(Entries from a dataset)
___

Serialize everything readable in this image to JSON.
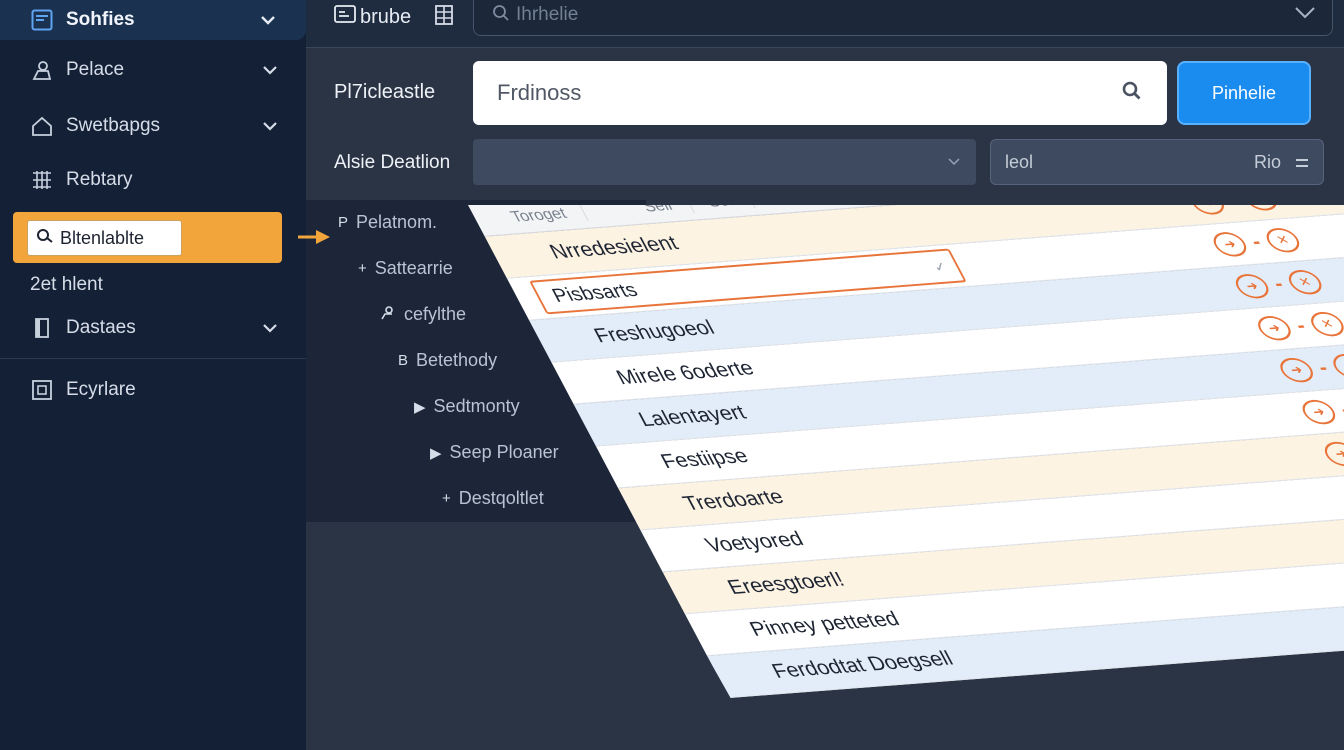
{
  "sidebar": {
    "header_title": "Sohfies",
    "items": [
      {
        "label": "Pelace",
        "icon": "user-pin-icon",
        "expandable": true
      },
      {
        "label": "Swetbapgs",
        "icon": "home-icon",
        "expandable": true
      },
      {
        "label": "Rebtary",
        "icon": "grid-icon",
        "expandable": false
      }
    ],
    "active_item": {
      "label": "Bltenlablte",
      "icon": "search-settings-icon"
    },
    "plain_item": "2et hlent",
    "items_after": [
      {
        "label": "Dastaes",
        "icon": "document-icon",
        "expandable": true
      }
    ],
    "footer_item": {
      "label": "Ecyrlare",
      "icon": "frame-icon"
    }
  },
  "topbar": {
    "brand": "brube",
    "search_placeholder": "Ihrhelie"
  },
  "form": {
    "main_label": "Pl7icleastle",
    "main_value": "Frdinoss",
    "primary_button": "Pinhelie",
    "select_label": "Alsie Deatlion",
    "filter_left": "leol",
    "filter_right": "Rio"
  },
  "tree": [
    {
      "label": "Pelatnom.",
      "marker": "P"
    },
    {
      "label": "Sattearrie",
      "marker": "+"
    },
    {
      "label": "cefylthe",
      "marker": "person"
    },
    {
      "label": "Betethody",
      "marker": "B"
    },
    {
      "label": "Sedtmonty",
      "marker": "▶"
    },
    {
      "label": "Seep Ploaner",
      "marker": "▶"
    },
    {
      "label": "Destqoltlet",
      "marker": "+"
    }
  ],
  "table": {
    "headers": [
      "Toroget",
      "Sell",
      "Set"
    ],
    "edit_row_value": "Pisbsarts",
    "rows": [
      {
        "name": "Nrredesielent",
        "tone": "cream"
      },
      {
        "name": "Freshugoeol",
        "tone": "blue"
      },
      {
        "name": "Mirele 6oderte",
        "tone": "white"
      },
      {
        "name": "Lalentayert",
        "tone": "blue"
      },
      {
        "name": "Festiipse",
        "tone": "white"
      },
      {
        "name": "Trerdoarte",
        "tone": "cream"
      },
      {
        "name": "Voetyored",
        "tone": "white"
      },
      {
        "name": "Ereesgtoerl!",
        "tone": "cream"
      },
      {
        "name": "Pinney petteted",
        "tone": "white"
      },
      {
        "name": "Ferdodtat Doegsell",
        "tone": "blue"
      }
    ]
  },
  "colors": {
    "accent_orange": "#f2a53a",
    "primary_blue": "#1a8cf0",
    "action_orange": "#e8743a",
    "sidebar_bg": "#132036"
  }
}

___

— Written request —
Reproduce all the records verbatim, excluding images.

— Response for this exercise —
Serialize everything readable in this image to JSON.
{
  "sidebar": {
    "header_title": "Sohfies",
    "items": [
      {
        "label": "Pelace",
        "icon": "user-pin-icon",
        "expandable": true
      },
      {
        "label": "Swetbapgs",
        "icon": "home-icon",
        "expandable": true
      },
      {
        "label": "Rebtary",
        "icon": "grid-icon",
        "expandable": false
      }
    ],
    "active_item": {
      "label": "Bltenlablte",
      "icon": "search-settings-icon"
    },
    "plain_item": "2et hlent",
    "items_after": [
      {
        "label": "Dastaes",
        "icon": "document-icon",
        "expandable": true
      }
    ],
    "footer_item": {
      "label": "Ecyrlare",
      "icon": "frame-icon"
    }
  },
  "topbar": {
    "brand": "brube",
    "search_placeholder": "Ihrhelie"
  },
  "form": {
    "main_label": "Pl7icleastle",
    "main_value": "Frdinoss",
    "primary_button": "Pinhelie",
    "select_label": "Alsie Deatlion",
    "filter_left": "leol",
    "filter_right": "Rio"
  },
  "tree": [
    {
      "label": "Pelatnom.",
      "marker": "P"
    },
    {
      "label": "Sattearrie",
      "marker": "+"
    },
    {
      "label": "cefylthe",
      "marker": "person"
    },
    {
      "label": "Betethody",
      "marker": "B"
    },
    {
      "label": "Sedtmonty",
      "marker": "▶"
    },
    {
      "label": "Seep Ploaner",
      "marker": "▶"
    },
    {
      "label": "Destqoltlet",
      "marker": "+"
    }
  ],
  "table": {
    "headers": [
      "Toroget",
      "Sell",
      "Set"
    ],
    "edit_row_value": "Pisbsarts",
    "rows": [
      {
        "name": "Nrredesielent",
        "tone": "cream"
      },
      {
        "name": "Freshugoeol",
        "tone": "blue"
      },
      {
        "name": "Mirele 6oderte",
        "tone": "white"
      },
      {
        "name": "Lalentayert",
        "tone": "blue"
      },
      {
        "name": "Festiipse",
        "tone": "white"
      },
      {
        "name": "Trerdoarte",
        "tone": "cream"
      },
      {
        "name": "Voetyored",
        "tone": "white"
      },
      {
        "name": "Ereesgtoerl!",
        "tone": "cream"
      },
      {
        "name": "Pinney petteted",
        "tone": "white"
      },
      {
        "name": "Ferdodtat Doegsell",
        "tone": "blue"
      }
    ]
  },
  "colors": {
    "accent_orange": "#f2a53a",
    "primary_blue": "#1a8cf0",
    "action_orange": "#e8743a",
    "sidebar_bg": "#132036"
  }
}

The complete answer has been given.